• **SET EXERCISE**
The complete listing should be restated exactly.

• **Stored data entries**
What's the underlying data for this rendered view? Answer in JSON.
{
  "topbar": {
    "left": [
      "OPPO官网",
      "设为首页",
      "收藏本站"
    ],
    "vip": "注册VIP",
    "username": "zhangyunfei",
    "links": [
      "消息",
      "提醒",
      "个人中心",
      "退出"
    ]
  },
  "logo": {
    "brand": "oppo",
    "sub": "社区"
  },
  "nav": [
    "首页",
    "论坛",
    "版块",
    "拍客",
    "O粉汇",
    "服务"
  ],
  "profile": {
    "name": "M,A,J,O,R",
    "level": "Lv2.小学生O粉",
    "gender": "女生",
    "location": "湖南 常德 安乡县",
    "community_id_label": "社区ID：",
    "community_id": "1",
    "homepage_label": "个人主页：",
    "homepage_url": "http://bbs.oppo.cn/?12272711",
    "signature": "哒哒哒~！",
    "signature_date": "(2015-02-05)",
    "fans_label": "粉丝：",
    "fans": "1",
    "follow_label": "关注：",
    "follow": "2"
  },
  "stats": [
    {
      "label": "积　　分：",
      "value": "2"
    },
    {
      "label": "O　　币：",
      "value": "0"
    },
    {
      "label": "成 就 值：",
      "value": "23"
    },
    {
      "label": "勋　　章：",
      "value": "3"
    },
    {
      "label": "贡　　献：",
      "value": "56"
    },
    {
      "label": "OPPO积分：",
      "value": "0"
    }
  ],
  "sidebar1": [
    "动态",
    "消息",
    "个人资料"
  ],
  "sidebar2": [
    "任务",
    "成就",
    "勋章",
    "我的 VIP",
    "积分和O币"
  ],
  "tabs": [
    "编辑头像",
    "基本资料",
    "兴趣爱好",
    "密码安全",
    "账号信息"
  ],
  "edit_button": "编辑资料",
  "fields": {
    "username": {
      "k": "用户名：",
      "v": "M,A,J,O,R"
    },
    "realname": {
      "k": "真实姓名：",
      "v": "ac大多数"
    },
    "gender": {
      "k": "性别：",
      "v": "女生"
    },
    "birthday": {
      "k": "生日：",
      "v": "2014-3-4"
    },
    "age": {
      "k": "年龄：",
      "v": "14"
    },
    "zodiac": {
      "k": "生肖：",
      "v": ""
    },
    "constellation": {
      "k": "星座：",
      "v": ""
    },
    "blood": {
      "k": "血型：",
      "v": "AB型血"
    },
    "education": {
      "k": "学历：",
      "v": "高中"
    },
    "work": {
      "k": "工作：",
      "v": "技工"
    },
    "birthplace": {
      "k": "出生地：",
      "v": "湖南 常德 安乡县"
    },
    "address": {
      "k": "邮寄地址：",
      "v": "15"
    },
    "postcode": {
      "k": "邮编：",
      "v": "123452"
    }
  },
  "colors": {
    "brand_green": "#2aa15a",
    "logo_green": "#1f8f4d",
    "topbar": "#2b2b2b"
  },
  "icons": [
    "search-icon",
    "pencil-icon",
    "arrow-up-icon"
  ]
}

• **RESULT BELOW**
What's the underlying data for this rendered view? Answer in JSON.
{
  "topbar": {
    "left": [
      "OPPO官网",
      "设为首页",
      "收藏本站"
    ],
    "vip": "注册VIP",
    "username": "zhangyunfei",
    "links": [
      "消息",
      "提醒",
      "个人中心",
      "退出"
    ]
  },
  "logo": {
    "brand": "oppo",
    "sub": "社区"
  },
  "nav": [
    "首页",
    "论坛",
    "版块",
    "拍客",
    "O粉汇",
    "服务"
  ],
  "profile": {
    "name": "M,A,J,O,R",
    "level": "Lv2.小学生O粉",
    "gender": "女生",
    "location": "湖南 常德 安乡县",
    "community_id_label": "社区ID：",
    "community_id": "1",
    "homepage_label": "个人主页：",
    "homepage_url": "http://bbs.oppo.cn/?12272711",
    "signature": "哒哒哒~！",
    "signature_date": "(2015-02-05)",
    "fans_label": "粉丝：",
    "fans": "1",
    "follow_label": "关注：",
    "follow": "2"
  },
  "stats": [
    {
      "label": "积　　分：",
      "value": "2"
    },
    {
      "label": "O　　币：",
      "value": "0"
    },
    {
      "label": "成 就 值：",
      "value": "23"
    },
    {
      "label": "勋　　章：",
      "value": "3"
    },
    {
      "label": "贡　　献：",
      "value": "56"
    },
    {
      "label": "OPPO积分：",
      "value": "0"
    }
  ],
  "sidebar1": [
    "动态",
    "消息",
    "个人资料"
  ],
  "sidebar2": [
    "任务",
    "成就",
    "勋章",
    "我的 VIP",
    "积分和O币"
  ],
  "tabs": [
    "编辑头像",
    "基本资料",
    "兴趣爱好",
    "密码安全",
    "账号信息"
  ],
  "edit_button": "编辑资料",
  "fields": {
    "username": {
      "k": "用户名：",
      "v": "M,A,J,O,R"
    },
    "realname": {
      "k": "真实姓名：",
      "v": "ac大多数"
    },
    "gender": {
      "k": "性别：",
      "v": "女生"
    },
    "birthday": {
      "k": "生日：",
      "v": "2014-3-4"
    },
    "age": {
      "k": "年龄：",
      "v": "14"
    },
    "zodiac": {
      "k": "生肖：",
      "v": ""
    },
    "constellation": {
      "k": "星座：",
      "v": ""
    },
    "blood": {
      "k": "血型：",
      "v": "AB型血"
    },
    "education": {
      "k": "学历：",
      "v": "高中"
    },
    "work": {
      "k": "工作：",
      "v": "技工"
    },
    "birthplace": {
      "k": "出生地：",
      "v": "湖南 常德 安乡县"
    },
    "address": {
      "k": "邮寄地址：",
      "v": "15"
    },
    "postcode": {
      "k": "邮编：",
      "v": "123452"
    }
  },
  "colors": {
    "brand_green": "#2aa15a",
    "logo_green": "#1f8f4d",
    "topbar": "#2b2b2b"
  },
  "icons": [
    "search-icon",
    "pencil-icon",
    "arrow-up-icon"
  ]
}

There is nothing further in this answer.